» INSTRUCTIONS TO FOLLOW:
Could you repeat the records below exactly, leaving out any pictures?

======== DATA SUPPLIED ========

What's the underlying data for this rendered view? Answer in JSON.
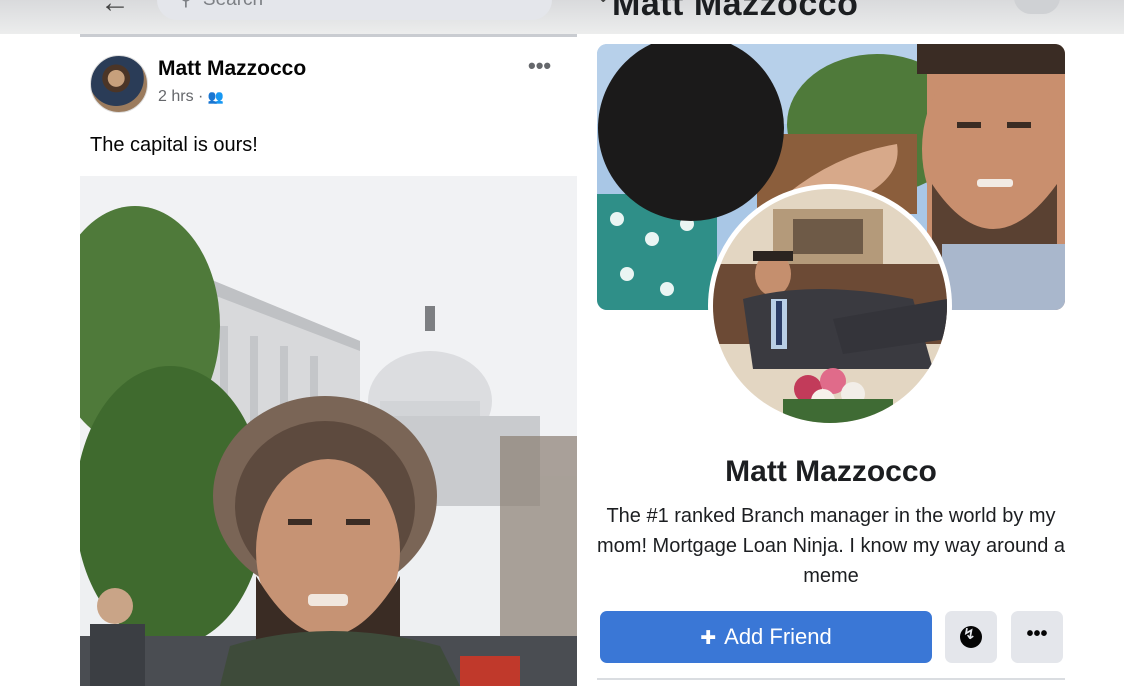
{
  "top_bar": {
    "back_icon": "arrow-left-icon",
    "search_placeholder": "Search",
    "search_icon": "search-icon",
    "profile_header_name": "Matt Mazzocco",
    "chevron_icon": "chevron-icon",
    "profile_search_icon": "search-icon"
  },
  "post": {
    "author": "Matt Mazzocco",
    "time": "2 hrs",
    "separator": "·",
    "audience_icon": "friends-icon",
    "menu_label": "•••",
    "text": "The capital is ours!"
  },
  "profile": {
    "name": "Matt Mazzocco",
    "bio": "The #1 ranked Branch manager in the world by my mom! Mortgage Loan Ninja. I know my way around a meme",
    "add_friend_label": "Add Friend",
    "add_friend_icon": "add-person-icon",
    "messenger_icon": "messenger-icon",
    "more_label": "•••"
  },
  "colors": {
    "primary_button": "#3a77d6",
    "secondary_button": "#e4e6eb",
    "meta_text": "#65676b"
  }
}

========

» EXERCISE ANSWER:
What's the underlying data for this rendered view? Answer in JSON.
{
  "top_bar": {
    "back_icon": "arrow-left-icon",
    "search_placeholder": "Search",
    "search_icon": "search-icon",
    "profile_header_name": "Matt Mazzocco",
    "chevron_icon": "chevron-icon",
    "profile_search_icon": "search-icon"
  },
  "post": {
    "author": "Matt Mazzocco",
    "time": "2 hrs",
    "separator": "·",
    "audience_icon": "friends-icon",
    "menu_label": "•••",
    "text": "The capital is ours!"
  },
  "profile": {
    "name": "Matt Mazzocco",
    "bio": "The #1 ranked Branch manager in the world by my mom! Mortgage Loan Ninja. I know my way around a meme",
    "add_friend_label": "Add Friend",
    "add_friend_icon": "add-person-icon",
    "messenger_icon": "messenger-icon",
    "more_label": "•••"
  },
  "colors": {
    "primary_button": "#3a77d6",
    "secondary_button": "#e4e6eb",
    "meta_text": "#65676b"
  }
}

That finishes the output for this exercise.